╭─ DATASET RECORDS

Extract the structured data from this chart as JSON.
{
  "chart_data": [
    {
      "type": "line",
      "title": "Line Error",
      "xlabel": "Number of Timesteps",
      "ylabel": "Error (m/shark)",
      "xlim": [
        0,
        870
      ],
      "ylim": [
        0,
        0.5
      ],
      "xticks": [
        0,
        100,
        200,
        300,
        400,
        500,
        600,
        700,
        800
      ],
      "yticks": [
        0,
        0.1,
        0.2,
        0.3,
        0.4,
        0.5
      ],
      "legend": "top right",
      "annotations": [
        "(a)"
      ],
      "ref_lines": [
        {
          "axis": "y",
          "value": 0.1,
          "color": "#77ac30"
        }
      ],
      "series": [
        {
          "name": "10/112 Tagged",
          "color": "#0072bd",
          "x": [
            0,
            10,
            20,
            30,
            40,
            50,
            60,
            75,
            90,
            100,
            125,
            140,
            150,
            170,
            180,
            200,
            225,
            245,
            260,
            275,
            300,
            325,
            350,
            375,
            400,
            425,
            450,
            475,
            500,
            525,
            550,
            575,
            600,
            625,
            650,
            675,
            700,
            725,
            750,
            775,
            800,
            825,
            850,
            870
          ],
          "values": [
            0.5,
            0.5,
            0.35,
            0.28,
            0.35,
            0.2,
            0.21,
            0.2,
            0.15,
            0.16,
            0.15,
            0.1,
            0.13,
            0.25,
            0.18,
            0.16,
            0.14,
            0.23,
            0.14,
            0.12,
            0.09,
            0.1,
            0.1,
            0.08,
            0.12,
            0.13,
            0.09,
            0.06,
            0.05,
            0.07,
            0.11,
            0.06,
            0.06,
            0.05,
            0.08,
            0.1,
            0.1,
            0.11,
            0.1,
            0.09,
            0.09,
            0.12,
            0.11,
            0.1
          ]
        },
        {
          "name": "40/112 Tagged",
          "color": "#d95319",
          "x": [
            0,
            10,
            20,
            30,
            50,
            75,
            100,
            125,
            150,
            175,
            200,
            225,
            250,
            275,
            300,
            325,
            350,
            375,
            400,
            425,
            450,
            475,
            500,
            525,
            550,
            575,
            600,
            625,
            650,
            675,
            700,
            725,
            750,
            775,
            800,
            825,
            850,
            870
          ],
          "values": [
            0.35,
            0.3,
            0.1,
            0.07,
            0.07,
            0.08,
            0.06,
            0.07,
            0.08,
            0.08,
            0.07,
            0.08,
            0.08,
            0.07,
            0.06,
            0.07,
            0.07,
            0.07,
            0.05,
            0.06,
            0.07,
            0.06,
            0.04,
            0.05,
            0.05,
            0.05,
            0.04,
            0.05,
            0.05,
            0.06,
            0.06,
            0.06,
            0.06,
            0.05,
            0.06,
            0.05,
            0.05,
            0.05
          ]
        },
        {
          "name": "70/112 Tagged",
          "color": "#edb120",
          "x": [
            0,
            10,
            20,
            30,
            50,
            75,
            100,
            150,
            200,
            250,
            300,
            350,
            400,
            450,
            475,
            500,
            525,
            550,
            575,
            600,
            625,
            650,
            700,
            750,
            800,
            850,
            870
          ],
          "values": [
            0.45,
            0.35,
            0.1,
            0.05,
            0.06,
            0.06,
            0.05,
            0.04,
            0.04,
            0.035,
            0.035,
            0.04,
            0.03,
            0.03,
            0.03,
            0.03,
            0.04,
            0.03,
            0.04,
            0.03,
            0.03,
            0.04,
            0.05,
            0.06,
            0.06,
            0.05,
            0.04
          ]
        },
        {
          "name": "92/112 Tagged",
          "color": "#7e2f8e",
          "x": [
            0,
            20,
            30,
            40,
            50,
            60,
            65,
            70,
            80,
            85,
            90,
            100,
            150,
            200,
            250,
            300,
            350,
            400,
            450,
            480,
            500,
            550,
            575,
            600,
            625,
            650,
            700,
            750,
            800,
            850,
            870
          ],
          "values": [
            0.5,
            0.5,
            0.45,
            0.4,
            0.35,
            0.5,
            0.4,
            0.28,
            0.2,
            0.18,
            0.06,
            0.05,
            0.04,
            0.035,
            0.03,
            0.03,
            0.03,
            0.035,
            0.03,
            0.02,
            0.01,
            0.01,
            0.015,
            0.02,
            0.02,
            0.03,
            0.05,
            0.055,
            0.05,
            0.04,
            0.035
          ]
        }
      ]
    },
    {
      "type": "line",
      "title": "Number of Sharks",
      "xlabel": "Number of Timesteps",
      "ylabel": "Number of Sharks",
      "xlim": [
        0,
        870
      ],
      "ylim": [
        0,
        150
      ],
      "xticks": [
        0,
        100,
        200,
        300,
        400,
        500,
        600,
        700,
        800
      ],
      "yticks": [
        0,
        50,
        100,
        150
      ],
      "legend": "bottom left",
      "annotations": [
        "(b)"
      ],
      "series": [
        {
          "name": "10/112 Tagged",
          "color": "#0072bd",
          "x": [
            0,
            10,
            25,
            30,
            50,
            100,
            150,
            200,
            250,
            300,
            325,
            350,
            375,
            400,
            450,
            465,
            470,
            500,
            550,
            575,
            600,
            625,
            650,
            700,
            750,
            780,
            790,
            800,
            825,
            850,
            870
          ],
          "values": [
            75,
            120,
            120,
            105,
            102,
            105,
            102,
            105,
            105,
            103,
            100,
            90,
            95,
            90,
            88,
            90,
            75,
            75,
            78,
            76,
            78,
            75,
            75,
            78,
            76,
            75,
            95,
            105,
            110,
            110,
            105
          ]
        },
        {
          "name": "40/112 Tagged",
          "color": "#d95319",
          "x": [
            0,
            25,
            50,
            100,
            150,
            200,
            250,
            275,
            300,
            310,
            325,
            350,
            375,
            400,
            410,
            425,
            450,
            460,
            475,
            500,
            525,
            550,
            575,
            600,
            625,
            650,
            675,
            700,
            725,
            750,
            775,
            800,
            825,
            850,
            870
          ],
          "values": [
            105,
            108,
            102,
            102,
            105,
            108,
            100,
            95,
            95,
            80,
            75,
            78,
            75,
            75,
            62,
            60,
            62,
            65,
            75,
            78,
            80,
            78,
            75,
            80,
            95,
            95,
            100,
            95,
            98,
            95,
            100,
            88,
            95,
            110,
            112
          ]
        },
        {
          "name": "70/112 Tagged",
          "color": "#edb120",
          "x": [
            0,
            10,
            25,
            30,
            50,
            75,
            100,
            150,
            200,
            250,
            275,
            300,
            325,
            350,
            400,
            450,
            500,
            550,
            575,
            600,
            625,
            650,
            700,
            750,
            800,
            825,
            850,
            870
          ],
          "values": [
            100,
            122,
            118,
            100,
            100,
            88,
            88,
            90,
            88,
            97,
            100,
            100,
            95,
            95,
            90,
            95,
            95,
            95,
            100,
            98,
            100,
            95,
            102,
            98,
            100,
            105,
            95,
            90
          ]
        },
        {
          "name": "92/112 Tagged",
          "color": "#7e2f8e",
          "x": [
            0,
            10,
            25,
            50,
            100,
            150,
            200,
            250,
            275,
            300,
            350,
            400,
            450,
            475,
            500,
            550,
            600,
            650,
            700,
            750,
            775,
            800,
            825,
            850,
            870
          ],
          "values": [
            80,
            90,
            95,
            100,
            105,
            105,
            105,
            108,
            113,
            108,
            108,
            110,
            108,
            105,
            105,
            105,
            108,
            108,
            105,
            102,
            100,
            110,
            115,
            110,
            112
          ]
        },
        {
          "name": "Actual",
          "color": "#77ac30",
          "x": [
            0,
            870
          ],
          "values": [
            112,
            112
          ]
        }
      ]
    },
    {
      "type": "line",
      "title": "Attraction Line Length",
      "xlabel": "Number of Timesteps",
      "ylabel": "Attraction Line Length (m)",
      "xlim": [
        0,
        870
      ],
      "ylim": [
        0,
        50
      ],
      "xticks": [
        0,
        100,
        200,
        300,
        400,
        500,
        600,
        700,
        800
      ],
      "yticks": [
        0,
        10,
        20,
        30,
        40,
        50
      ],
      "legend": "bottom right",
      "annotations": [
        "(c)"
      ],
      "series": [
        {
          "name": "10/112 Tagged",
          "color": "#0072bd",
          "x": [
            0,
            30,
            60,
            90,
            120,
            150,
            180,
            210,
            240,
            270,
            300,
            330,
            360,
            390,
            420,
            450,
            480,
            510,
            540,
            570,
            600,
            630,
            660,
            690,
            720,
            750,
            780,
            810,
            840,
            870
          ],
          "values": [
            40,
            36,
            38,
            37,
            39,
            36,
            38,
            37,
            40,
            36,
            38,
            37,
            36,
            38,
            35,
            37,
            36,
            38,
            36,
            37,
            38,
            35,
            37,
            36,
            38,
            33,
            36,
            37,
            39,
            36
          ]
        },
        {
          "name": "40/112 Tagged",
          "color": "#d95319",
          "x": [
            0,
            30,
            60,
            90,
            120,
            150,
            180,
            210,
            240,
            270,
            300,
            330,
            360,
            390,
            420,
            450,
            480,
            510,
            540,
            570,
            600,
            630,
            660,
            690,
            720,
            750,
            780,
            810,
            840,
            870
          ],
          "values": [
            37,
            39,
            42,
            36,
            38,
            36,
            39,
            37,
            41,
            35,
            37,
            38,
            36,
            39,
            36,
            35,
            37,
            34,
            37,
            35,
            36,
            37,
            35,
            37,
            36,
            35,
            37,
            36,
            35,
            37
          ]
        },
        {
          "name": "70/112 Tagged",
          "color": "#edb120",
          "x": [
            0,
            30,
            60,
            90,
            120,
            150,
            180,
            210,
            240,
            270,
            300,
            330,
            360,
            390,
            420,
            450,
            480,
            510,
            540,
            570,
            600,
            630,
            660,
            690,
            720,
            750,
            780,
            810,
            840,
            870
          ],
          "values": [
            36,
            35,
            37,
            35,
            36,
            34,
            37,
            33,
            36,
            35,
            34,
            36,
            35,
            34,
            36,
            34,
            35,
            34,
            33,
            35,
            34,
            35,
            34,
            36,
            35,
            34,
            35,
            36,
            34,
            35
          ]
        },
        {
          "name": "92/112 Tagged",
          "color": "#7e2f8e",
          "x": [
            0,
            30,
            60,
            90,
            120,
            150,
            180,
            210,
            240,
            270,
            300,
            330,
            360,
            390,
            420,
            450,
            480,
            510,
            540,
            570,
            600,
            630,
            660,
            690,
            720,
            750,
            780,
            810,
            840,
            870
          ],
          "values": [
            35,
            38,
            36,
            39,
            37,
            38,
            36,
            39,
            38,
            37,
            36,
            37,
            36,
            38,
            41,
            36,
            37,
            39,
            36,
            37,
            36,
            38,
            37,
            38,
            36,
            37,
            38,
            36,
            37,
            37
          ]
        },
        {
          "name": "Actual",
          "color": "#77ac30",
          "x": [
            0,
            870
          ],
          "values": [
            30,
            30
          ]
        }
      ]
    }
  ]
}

╰─
╭─ DATASET RECORDS

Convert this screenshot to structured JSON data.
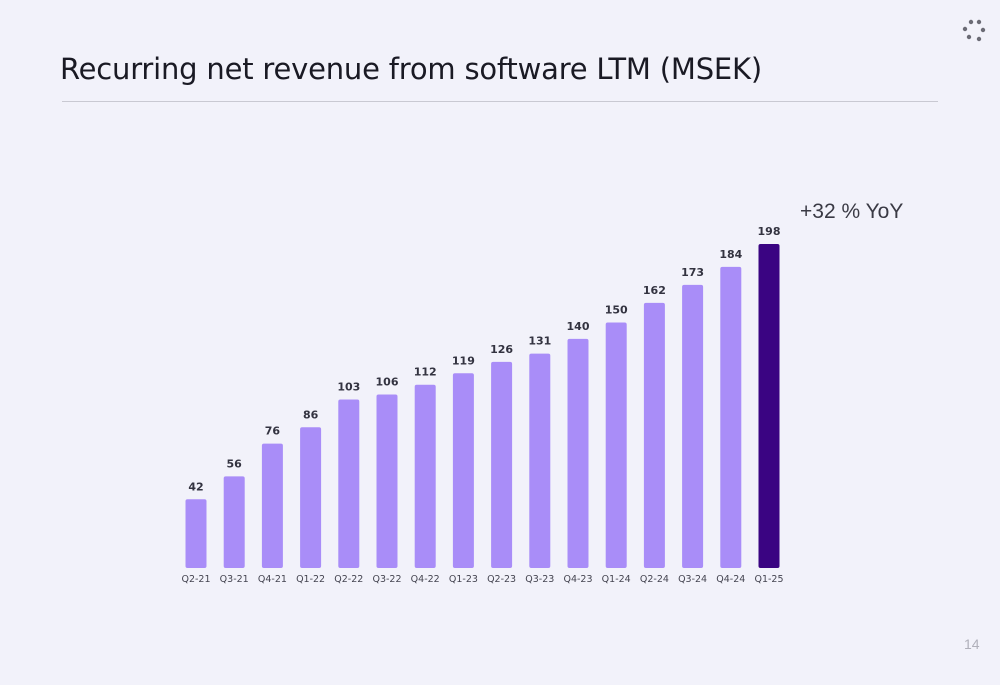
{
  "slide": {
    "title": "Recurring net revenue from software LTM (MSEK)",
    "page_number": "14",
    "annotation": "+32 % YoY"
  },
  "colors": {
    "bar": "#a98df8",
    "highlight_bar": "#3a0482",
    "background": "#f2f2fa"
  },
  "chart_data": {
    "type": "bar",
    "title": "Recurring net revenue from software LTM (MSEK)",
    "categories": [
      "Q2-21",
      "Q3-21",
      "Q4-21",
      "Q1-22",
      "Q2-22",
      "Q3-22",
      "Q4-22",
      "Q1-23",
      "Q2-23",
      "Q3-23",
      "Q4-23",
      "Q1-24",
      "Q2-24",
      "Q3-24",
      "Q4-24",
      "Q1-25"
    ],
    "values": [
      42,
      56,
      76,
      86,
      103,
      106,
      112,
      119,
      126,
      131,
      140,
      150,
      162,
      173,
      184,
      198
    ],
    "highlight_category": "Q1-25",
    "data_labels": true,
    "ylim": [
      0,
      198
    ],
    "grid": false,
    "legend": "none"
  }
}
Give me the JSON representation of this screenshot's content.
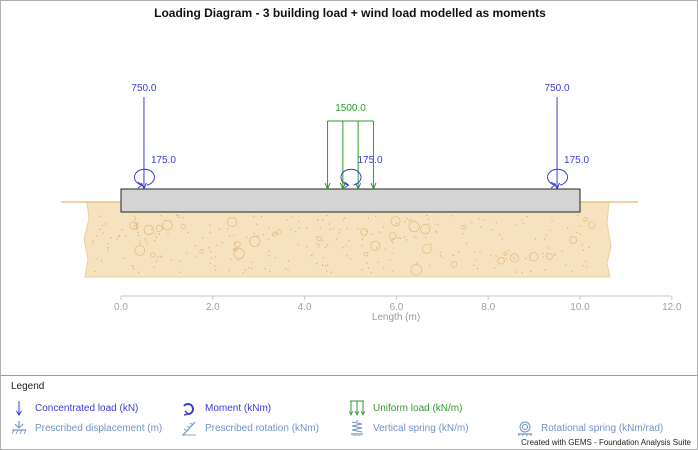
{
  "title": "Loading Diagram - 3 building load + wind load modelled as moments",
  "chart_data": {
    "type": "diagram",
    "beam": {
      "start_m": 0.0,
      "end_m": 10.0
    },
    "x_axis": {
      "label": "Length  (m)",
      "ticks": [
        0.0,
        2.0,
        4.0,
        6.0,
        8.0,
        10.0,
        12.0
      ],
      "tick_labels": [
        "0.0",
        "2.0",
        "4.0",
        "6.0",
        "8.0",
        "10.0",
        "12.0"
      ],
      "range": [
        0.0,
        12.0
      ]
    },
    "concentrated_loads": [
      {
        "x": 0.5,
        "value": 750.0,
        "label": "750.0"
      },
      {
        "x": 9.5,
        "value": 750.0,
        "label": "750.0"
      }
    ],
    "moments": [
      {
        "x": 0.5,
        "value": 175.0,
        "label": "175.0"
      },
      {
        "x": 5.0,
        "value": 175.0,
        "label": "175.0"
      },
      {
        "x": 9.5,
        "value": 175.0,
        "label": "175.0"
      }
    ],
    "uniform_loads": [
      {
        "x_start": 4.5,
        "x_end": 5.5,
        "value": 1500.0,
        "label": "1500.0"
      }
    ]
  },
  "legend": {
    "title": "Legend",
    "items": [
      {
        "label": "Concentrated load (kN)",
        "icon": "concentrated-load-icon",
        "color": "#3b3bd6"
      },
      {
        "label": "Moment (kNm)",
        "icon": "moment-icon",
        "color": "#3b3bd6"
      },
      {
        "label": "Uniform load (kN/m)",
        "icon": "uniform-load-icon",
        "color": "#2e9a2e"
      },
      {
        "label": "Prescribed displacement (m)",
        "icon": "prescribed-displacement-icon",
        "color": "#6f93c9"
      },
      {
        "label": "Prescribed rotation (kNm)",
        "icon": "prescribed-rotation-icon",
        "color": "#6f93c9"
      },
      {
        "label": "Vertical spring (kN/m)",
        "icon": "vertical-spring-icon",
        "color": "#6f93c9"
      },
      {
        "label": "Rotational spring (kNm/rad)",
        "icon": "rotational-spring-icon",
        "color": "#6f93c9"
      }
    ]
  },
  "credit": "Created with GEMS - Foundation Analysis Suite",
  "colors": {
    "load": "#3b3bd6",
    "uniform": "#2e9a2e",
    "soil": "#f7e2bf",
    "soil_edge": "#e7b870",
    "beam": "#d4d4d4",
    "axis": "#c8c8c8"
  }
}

╰─

### EXERCISE DIRECTIONS
Going through the entries above line by line, work out how many lines include the word "Sharks". Only the number is required.

### ANSWER FOR THE TASK
2